== What this task involves ==
Transcribe each entry below exactly. Pictures do not go in the copy.

== Provided records ==
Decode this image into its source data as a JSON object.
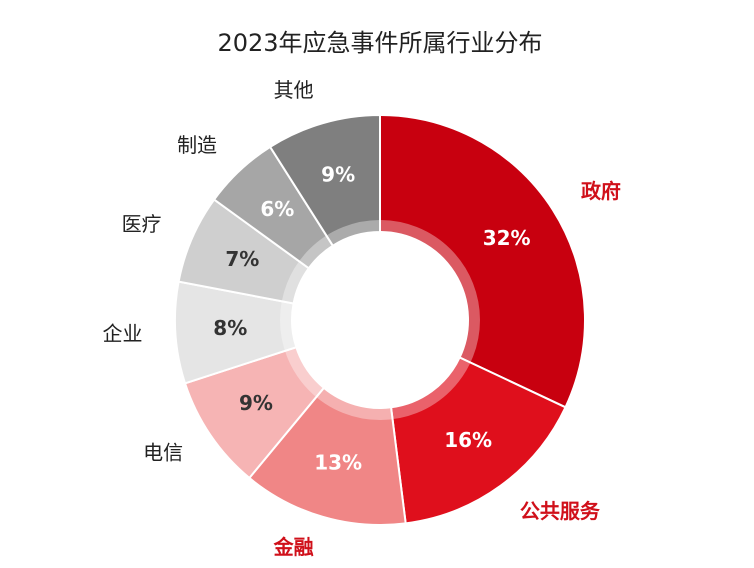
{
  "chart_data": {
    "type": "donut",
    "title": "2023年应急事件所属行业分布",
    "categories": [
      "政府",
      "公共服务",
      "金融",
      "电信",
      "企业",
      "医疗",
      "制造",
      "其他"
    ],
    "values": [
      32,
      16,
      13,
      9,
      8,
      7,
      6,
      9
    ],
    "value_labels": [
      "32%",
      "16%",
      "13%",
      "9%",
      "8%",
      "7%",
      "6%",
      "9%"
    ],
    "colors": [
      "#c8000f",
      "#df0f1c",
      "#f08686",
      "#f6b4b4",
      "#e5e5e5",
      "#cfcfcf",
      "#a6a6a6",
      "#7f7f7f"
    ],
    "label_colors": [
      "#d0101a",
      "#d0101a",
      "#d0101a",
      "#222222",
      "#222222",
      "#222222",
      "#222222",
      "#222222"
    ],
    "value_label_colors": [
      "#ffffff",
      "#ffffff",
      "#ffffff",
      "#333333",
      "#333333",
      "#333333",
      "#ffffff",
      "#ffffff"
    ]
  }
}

== Full answer ==
Decode this image into its source data as a JSON object.
{
  "chart_data": {
    "type": "donut",
    "title": "2023年应急事件所属行业分布",
    "categories": [
      "政府",
      "公共服务",
      "金融",
      "电信",
      "企业",
      "医疗",
      "制造",
      "其他"
    ],
    "values": [
      32,
      16,
      13,
      9,
      8,
      7,
      6,
      9
    ],
    "value_labels": [
      "32%",
      "16%",
      "13%",
      "9%",
      "8%",
      "7%",
      "6%",
      "9%"
    ],
    "colors": [
      "#c8000f",
      "#df0f1c",
      "#f08686",
      "#f6b4b4",
      "#e5e5e5",
      "#cfcfcf",
      "#a6a6a6",
      "#7f7f7f"
    ],
    "label_colors": [
      "#d0101a",
      "#d0101a",
      "#d0101a",
      "#222222",
      "#222222",
      "#222222",
      "#222222",
      "#222222"
    ],
    "value_label_colors": [
      "#ffffff",
      "#ffffff",
      "#ffffff",
      "#333333",
      "#333333",
      "#333333",
      "#ffffff",
      "#ffffff"
    ]
  }
}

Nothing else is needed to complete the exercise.